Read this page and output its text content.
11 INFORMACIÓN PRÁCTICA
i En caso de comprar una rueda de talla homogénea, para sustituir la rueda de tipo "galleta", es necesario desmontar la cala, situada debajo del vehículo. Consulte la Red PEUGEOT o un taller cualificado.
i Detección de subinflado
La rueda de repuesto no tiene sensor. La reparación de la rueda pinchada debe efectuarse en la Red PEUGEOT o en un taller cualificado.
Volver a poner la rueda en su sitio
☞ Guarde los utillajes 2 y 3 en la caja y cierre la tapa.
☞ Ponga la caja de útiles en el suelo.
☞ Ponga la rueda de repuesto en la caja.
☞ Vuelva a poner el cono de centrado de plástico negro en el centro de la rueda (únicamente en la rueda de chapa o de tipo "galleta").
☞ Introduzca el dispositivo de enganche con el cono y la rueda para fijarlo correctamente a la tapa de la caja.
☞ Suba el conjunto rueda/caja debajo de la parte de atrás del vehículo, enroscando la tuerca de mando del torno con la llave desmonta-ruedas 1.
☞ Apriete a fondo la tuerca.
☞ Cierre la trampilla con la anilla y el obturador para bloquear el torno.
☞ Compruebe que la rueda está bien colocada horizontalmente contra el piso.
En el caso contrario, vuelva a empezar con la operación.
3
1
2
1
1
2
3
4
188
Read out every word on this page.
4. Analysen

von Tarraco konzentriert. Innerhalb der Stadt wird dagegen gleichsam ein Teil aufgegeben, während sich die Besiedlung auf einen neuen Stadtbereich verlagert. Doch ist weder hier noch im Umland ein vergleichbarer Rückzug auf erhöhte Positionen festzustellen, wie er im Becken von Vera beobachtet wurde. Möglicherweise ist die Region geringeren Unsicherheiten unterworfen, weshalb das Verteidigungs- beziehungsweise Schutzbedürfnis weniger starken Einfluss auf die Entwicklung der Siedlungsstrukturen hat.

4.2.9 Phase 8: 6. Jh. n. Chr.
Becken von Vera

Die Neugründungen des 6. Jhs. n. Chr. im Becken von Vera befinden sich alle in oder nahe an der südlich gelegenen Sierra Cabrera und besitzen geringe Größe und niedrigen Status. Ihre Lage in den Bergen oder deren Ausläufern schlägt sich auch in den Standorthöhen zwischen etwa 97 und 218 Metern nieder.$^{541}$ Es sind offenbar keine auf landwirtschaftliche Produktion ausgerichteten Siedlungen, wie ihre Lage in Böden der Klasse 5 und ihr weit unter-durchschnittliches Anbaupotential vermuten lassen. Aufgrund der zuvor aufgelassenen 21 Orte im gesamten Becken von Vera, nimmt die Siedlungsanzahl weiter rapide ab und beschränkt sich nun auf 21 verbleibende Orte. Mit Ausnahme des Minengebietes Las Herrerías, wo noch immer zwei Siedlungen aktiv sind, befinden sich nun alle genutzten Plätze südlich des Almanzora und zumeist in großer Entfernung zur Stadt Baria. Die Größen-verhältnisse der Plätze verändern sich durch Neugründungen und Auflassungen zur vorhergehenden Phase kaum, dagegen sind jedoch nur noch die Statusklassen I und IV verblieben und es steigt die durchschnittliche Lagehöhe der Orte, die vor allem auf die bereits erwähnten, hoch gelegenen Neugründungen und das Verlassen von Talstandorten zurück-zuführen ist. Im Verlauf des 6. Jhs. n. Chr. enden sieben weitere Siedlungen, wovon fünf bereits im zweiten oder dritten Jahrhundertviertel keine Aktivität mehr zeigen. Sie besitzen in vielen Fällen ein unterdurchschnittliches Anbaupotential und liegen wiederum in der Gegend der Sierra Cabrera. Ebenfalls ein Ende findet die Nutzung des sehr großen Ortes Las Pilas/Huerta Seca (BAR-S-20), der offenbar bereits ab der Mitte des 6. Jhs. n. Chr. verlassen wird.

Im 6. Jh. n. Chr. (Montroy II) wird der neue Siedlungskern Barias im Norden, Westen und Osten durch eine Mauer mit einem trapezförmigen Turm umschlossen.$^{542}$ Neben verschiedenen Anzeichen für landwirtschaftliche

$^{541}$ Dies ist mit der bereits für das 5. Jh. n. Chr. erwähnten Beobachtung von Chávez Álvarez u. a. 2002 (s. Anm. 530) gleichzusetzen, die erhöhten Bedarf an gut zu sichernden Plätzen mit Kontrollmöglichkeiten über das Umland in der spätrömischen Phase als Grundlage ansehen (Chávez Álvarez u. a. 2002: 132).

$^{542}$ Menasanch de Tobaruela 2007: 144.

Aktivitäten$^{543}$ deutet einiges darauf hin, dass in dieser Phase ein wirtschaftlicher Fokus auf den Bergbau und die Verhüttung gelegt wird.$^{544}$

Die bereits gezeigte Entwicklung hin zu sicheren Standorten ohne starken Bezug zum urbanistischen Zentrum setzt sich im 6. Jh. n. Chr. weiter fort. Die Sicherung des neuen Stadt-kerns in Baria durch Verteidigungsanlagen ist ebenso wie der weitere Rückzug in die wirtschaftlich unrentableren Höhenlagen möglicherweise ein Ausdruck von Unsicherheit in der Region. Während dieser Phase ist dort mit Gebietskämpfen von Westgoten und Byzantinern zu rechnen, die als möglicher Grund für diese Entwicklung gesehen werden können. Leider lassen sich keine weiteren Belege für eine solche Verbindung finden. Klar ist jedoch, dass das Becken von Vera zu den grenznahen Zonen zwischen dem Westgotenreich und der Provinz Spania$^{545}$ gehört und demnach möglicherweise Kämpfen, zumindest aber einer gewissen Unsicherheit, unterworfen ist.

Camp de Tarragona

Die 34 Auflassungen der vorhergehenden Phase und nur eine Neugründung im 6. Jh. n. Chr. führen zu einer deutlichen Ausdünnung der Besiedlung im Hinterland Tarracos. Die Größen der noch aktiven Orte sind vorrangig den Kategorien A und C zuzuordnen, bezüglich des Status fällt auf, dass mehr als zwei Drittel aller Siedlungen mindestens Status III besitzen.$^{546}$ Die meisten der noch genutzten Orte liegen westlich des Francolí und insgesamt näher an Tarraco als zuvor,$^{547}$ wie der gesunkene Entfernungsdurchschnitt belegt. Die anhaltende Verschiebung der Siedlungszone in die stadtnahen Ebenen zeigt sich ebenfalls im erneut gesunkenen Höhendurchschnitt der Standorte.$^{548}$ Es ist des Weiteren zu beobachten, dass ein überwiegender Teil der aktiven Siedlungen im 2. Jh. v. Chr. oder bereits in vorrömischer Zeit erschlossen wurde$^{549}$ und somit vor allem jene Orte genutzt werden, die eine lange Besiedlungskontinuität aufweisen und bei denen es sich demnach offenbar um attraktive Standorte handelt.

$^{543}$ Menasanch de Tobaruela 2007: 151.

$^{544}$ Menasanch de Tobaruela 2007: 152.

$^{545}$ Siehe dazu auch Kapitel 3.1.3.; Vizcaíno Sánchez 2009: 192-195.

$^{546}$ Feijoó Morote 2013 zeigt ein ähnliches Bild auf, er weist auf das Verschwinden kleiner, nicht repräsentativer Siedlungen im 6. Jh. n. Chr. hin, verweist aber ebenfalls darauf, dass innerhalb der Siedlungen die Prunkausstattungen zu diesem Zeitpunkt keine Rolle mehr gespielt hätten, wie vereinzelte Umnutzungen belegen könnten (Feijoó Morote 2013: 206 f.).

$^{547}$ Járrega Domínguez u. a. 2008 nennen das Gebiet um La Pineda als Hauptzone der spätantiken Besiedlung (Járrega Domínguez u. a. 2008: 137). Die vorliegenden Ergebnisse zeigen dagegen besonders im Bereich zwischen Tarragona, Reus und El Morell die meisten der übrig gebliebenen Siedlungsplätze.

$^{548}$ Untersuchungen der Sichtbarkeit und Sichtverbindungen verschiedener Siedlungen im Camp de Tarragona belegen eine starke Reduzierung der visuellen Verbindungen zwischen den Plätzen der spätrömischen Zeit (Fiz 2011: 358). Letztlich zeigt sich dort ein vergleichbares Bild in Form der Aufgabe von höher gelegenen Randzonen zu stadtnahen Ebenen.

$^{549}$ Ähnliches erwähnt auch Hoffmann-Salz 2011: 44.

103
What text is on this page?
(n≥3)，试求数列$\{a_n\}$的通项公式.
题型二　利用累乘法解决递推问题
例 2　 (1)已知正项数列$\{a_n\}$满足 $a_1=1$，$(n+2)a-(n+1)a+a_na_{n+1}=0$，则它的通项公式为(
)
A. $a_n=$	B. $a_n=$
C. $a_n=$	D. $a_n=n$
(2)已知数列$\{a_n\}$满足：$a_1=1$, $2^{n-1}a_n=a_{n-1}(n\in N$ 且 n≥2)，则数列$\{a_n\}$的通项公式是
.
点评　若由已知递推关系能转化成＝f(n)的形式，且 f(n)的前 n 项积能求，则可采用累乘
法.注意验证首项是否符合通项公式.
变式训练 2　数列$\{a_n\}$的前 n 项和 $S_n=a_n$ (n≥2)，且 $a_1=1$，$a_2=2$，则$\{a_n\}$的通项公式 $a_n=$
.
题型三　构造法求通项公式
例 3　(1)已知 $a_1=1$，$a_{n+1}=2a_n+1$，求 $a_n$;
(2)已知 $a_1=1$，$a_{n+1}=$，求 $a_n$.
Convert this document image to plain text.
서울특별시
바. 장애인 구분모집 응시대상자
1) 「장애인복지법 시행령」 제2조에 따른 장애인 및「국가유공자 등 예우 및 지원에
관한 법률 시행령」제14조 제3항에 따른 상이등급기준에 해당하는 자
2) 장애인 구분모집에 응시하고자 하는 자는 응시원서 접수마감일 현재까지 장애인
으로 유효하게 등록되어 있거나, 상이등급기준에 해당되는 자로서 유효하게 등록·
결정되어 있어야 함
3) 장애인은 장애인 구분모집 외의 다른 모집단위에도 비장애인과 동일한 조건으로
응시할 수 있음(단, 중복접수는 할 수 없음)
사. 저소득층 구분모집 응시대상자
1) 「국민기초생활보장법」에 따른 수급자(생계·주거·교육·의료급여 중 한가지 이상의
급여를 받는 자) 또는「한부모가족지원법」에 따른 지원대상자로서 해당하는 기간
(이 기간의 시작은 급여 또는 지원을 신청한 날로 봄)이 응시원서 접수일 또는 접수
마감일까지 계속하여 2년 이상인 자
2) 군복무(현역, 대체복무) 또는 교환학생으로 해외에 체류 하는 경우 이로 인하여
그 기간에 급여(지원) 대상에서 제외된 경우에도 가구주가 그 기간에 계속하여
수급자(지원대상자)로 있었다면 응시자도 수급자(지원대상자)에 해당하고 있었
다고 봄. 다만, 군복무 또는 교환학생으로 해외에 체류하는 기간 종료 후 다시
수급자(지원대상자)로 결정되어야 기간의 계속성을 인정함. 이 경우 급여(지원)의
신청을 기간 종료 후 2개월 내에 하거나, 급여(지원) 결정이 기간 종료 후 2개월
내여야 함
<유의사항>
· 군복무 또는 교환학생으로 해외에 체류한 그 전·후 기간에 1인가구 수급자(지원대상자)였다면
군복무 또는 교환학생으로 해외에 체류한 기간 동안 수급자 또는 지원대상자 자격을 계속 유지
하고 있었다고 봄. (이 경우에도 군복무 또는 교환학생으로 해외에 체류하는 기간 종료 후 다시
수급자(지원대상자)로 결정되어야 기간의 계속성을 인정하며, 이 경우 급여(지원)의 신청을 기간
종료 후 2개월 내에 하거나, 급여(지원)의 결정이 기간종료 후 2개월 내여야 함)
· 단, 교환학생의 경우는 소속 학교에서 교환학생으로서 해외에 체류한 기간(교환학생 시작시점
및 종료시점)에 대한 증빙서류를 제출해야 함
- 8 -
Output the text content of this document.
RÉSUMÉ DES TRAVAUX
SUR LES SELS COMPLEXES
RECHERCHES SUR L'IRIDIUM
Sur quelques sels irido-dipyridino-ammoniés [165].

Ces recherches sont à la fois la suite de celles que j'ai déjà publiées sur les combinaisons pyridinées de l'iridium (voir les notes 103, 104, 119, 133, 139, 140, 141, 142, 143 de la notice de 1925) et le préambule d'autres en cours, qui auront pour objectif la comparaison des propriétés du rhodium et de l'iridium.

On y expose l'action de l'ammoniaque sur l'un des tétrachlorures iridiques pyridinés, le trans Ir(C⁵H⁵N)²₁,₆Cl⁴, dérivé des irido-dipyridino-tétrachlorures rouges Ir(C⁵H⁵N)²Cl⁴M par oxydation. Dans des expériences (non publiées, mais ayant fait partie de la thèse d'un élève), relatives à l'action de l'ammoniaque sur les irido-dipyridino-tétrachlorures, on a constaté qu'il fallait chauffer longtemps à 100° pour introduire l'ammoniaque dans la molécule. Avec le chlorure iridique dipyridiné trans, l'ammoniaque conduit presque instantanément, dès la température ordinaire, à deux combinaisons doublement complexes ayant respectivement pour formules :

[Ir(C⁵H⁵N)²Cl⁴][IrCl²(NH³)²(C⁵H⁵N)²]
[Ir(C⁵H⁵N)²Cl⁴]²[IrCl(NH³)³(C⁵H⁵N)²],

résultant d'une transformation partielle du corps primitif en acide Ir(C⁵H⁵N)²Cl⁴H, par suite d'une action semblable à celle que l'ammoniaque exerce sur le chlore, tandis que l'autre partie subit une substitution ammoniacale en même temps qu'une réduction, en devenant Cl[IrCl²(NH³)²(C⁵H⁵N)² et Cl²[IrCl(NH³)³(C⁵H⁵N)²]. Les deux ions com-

○ ○ ○ ○ ○ ○ ○

INSTRUCTION |
Go through the material and select each line with the string "경우에도" in it.

TASK RESULT |
그 기간에 급여(지원) 대상에서 제외된 경우에도 가구주가 그 기간에 계속하여
하고 있었다고 봄. (이 경우에도 군복무 또는 교환학생으로 해외에 체류하는 기간 종료 후 다시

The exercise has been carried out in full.